Give the lines running from the start of the entries through the line containing "annotation-line3: 20% of", both included, as a numbered list with blank lines left out.

### Data for this task ###

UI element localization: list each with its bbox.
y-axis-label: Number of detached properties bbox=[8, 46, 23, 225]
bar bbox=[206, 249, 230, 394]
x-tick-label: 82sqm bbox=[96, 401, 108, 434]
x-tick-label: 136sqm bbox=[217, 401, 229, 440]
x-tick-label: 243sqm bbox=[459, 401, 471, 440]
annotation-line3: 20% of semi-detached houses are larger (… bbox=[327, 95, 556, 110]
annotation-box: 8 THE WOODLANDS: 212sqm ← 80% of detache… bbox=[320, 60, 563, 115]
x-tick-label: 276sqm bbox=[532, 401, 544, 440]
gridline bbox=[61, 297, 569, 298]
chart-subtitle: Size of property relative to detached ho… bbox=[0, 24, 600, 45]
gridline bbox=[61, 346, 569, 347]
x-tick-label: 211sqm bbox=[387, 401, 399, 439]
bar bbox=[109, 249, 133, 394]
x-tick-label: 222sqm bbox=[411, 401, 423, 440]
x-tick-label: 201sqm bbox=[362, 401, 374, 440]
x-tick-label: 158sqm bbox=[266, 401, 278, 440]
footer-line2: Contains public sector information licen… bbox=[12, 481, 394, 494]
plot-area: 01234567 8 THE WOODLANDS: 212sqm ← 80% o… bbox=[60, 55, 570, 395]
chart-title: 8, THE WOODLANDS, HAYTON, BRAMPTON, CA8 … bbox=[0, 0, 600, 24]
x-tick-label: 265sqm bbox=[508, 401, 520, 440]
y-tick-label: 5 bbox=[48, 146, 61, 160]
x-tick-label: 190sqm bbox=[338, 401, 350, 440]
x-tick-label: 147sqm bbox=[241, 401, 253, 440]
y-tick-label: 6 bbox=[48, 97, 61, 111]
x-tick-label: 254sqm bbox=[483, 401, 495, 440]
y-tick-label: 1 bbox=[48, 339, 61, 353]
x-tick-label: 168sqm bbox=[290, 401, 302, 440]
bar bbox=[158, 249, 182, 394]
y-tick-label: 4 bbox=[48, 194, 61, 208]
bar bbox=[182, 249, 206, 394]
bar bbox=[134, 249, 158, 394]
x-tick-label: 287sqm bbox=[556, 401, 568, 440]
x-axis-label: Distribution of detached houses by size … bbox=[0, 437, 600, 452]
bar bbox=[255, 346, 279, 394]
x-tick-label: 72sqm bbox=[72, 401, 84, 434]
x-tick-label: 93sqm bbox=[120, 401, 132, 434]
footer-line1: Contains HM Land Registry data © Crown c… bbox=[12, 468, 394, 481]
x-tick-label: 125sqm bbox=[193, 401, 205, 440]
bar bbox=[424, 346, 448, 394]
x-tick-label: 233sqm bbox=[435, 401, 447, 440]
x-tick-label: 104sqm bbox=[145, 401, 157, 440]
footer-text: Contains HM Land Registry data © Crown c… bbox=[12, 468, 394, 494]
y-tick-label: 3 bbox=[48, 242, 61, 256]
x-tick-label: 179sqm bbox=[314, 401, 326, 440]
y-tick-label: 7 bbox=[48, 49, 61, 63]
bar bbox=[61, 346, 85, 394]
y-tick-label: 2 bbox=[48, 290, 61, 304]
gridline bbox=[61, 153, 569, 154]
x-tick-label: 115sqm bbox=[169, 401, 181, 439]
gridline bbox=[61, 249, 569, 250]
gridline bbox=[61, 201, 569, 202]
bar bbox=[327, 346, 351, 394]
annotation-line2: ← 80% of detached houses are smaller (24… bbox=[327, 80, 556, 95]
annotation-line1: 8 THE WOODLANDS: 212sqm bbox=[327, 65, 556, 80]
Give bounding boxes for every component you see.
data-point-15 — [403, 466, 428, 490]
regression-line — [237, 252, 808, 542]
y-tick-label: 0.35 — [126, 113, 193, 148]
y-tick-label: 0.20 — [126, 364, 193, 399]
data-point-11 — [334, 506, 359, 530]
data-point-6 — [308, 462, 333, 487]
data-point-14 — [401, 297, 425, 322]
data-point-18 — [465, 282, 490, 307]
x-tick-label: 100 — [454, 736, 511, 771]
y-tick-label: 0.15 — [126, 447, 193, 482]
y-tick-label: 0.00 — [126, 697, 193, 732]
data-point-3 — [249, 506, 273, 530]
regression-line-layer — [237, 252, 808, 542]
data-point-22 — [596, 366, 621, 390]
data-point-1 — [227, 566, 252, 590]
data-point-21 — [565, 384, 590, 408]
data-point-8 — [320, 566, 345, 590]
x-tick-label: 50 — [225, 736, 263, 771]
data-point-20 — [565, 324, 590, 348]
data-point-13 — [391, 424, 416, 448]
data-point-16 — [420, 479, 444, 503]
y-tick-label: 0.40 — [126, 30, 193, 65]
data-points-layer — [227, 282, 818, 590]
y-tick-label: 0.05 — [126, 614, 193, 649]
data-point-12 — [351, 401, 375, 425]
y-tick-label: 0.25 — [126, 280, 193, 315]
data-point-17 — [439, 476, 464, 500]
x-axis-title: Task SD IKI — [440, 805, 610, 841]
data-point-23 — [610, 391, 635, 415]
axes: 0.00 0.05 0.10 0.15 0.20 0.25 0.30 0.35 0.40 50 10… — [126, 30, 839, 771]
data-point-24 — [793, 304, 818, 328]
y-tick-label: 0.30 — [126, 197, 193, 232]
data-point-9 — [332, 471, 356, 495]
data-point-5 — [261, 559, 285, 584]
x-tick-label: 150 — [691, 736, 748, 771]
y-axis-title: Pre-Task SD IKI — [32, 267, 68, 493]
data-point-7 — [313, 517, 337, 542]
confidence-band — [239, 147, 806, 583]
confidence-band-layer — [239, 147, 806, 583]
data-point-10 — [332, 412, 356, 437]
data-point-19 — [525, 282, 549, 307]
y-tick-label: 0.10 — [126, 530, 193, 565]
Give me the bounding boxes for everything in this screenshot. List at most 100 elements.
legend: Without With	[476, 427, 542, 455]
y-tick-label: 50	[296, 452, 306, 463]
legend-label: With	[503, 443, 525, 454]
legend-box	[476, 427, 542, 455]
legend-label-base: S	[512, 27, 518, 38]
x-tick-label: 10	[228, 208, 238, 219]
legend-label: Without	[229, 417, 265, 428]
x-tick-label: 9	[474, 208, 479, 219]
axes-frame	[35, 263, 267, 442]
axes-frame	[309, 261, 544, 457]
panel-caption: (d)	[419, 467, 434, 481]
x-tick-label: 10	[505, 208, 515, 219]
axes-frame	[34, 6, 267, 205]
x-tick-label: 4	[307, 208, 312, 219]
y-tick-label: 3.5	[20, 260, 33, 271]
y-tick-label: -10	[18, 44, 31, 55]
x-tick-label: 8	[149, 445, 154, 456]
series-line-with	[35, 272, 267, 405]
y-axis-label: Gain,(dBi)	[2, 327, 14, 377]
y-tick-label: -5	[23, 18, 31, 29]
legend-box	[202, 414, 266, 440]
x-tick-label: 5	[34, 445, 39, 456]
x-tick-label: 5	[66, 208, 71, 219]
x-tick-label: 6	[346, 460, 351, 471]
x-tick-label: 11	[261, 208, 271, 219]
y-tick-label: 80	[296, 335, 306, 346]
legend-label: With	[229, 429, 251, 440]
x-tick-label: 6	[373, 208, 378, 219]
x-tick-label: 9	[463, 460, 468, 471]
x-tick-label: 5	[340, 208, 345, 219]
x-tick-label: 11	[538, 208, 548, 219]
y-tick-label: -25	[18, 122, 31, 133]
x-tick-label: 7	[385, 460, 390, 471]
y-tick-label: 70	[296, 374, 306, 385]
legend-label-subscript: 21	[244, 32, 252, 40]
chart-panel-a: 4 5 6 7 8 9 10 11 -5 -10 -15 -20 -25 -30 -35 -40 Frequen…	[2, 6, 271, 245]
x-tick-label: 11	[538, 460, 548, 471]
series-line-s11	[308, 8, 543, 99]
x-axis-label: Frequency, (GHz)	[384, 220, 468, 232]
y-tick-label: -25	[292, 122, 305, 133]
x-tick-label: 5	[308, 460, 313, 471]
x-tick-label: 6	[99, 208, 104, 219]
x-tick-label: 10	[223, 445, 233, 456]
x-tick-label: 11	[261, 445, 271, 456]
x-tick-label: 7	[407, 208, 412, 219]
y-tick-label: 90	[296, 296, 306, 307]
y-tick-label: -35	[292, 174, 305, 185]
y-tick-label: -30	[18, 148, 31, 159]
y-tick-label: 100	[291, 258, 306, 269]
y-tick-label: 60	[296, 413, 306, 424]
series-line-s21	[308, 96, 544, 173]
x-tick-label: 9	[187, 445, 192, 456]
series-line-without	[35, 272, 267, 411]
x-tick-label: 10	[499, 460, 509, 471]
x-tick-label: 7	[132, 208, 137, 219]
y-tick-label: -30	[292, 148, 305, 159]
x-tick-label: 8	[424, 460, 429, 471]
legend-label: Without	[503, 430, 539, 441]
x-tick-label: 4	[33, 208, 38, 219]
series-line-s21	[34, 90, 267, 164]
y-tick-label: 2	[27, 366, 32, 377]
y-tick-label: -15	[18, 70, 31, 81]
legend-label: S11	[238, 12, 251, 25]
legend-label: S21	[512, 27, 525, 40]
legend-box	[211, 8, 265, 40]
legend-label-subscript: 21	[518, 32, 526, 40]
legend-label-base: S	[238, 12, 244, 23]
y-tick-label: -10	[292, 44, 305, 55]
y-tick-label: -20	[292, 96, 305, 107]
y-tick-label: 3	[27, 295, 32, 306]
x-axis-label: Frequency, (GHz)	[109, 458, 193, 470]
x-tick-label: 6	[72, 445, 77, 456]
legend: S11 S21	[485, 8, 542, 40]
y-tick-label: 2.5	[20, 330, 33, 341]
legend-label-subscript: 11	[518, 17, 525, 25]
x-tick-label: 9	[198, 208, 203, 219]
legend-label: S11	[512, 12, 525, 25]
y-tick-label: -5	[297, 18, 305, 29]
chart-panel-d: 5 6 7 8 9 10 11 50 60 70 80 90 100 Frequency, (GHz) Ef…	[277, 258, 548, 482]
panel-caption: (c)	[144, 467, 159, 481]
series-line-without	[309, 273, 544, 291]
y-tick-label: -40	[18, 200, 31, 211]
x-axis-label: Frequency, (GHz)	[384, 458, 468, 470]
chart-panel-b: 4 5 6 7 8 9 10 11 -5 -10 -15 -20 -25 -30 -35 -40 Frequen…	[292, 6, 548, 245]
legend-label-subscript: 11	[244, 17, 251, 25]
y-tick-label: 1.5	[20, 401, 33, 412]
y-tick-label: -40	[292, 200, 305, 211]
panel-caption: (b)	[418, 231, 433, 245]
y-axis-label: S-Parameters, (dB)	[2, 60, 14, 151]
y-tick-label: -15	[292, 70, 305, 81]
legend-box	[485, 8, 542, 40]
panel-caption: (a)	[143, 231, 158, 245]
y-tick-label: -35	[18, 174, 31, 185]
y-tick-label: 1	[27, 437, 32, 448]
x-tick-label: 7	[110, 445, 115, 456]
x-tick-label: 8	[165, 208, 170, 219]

###

• _Task output_
1. UI element localization: list each with its bbox.
2. y-axis-label: Number of detached properties bbox=[8, 46, 23, 225]
3. bar bbox=[206, 249, 230, 394]
4. x-tick-label: 82sqm bbox=[96, 401, 108, 434]
5. x-tick-label: 136sqm bbox=[217, 401, 229, 440]
6. x-tick-label: 243sqm bbox=[459, 401, 471, 440]
7. annotation-line3: 20% of semi-detached houses are larger (… bbox=[327, 95, 556, 110]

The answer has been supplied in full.